**TASK DETAILS**
Write out each line in which the string "ausstehend" is present.

**Extracted records**
☆ ☆ ☆ ☆ ☆

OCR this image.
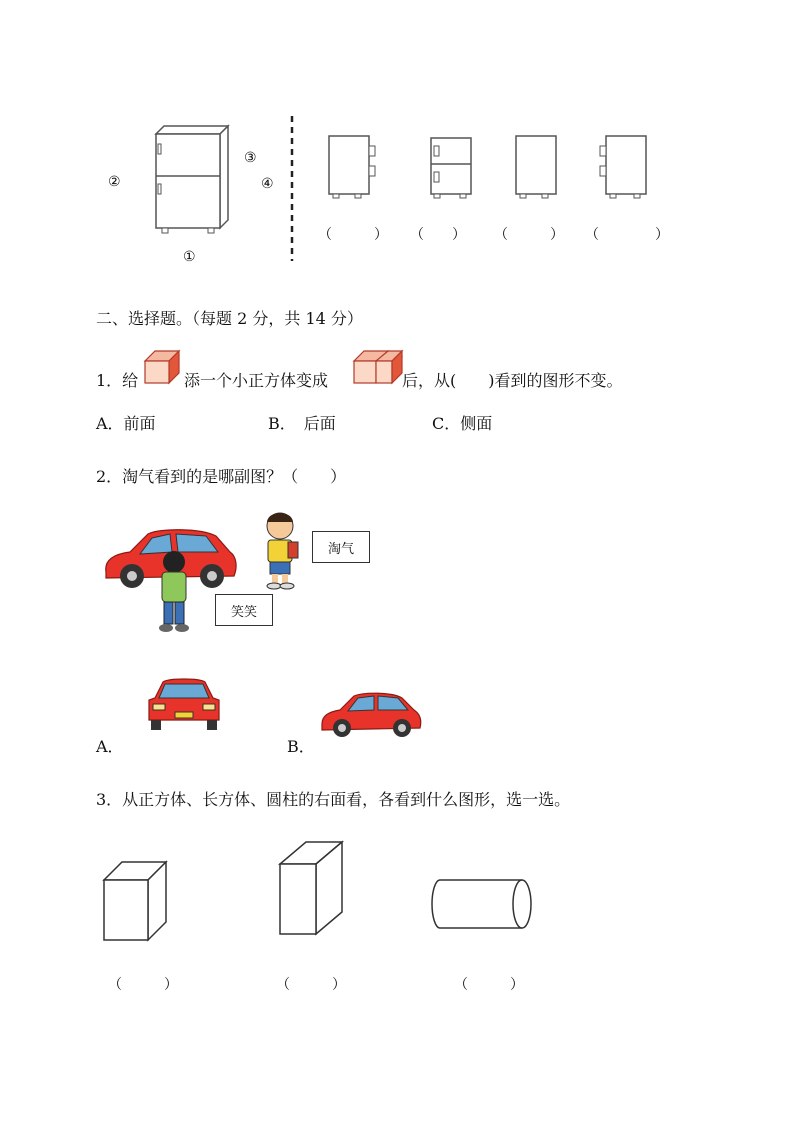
①
②
③
④
（　　　） （　　） （　　　） （　　　　）
二、选择题。（每题 2 分，共 14 分）
1．给	添一个小正方体变成	后，从(　　)看到的图形不变。
A．前面	B．　后面	C．侧面
2．淘气看到的是哪副图？（　　）
淘气
笑笑
A．	B．
3．从正方体、长方体、圆柱的右面看，各看到什么图形，选一选。
（　　　）	（　　　）	（　　　）
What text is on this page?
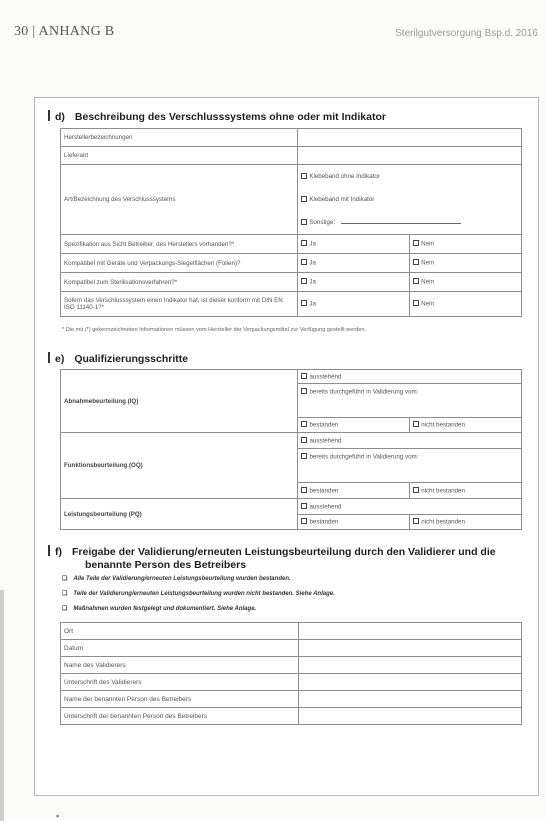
30 | ANHANG B	Sterilgutversorgung Bsp.d. 2016
d) Beschreibung des Verschlusssystems ohne oder mit Indikator
Herstellerbezeichnungen		
Lieferant		
Art/Bezeichnung des Verschlusssystems	Klebeband ohne Indikator
Klebeband mit Indikator
Sonstige:	

Spezifikation aus Sicht Betreiber, des Herstellers vorhanden?*	Ja	Nein
Kompatibel mit Geräte und Verpackungs-Siegelflächen (Folien)?	Ja	Nein
Kompatibel zum Sterilisationsverfahren?*	Ja	Nein
Sofern das Verschlusssystem einen Indikator hat, ist dieser konform mit DIN EN ISO 11140-1?*	Ja	Nein
* Die mit (*) gekennzeichneten Informationen müssen vom Hersteller der Verpackungsmittel zur Verfügung gestellt werden.
e) Qualifizierungsschritte
Abnahmebeurteilung (IQ)	ausstehend	
	bereits durchgeführt in Validierung vom:	
	bestanden	nicht bestanden
Funktionsbeurteilung (OQ)	ausstehend	
	bereits durchgeführt in Validierung vom:	
	bestanden	nicht bestanden
Leistungsbeurteilung (PQ)	ausstehend	
	bestanden	nicht bestanden
f) Freigabe der Validierung/erneuten Leistungsbeurteilung durch den Validierer und die
benannte Person des Betreibers
❑ Alle Teile der Validierung/erneuten Leistungsbeurteilung wurden bestanden.
❑ Teile der Validierung/erneuten Leistungsbeurteilung wurden nicht bestanden. Siehe Anlage.
❑ Maßnahmen wurden festgelegt und dokumentiert. Siehe Anlage.
Ort	
Datum	
Name des Validierers	
Unterschrift des Validierers	
Name der benannten Person des Betreibers	
Unterschrift der benannten Person des Betreibers	
▪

☆ ☆ ☆ ☆ ☆

**EXERCISE SOLUTION**
Abnahmebeurteilung (IQ)	ausstehend	
Funktionsbeurteilung (OQ)	ausstehend	
Leistungsbeurteilung (PQ)	ausstehend	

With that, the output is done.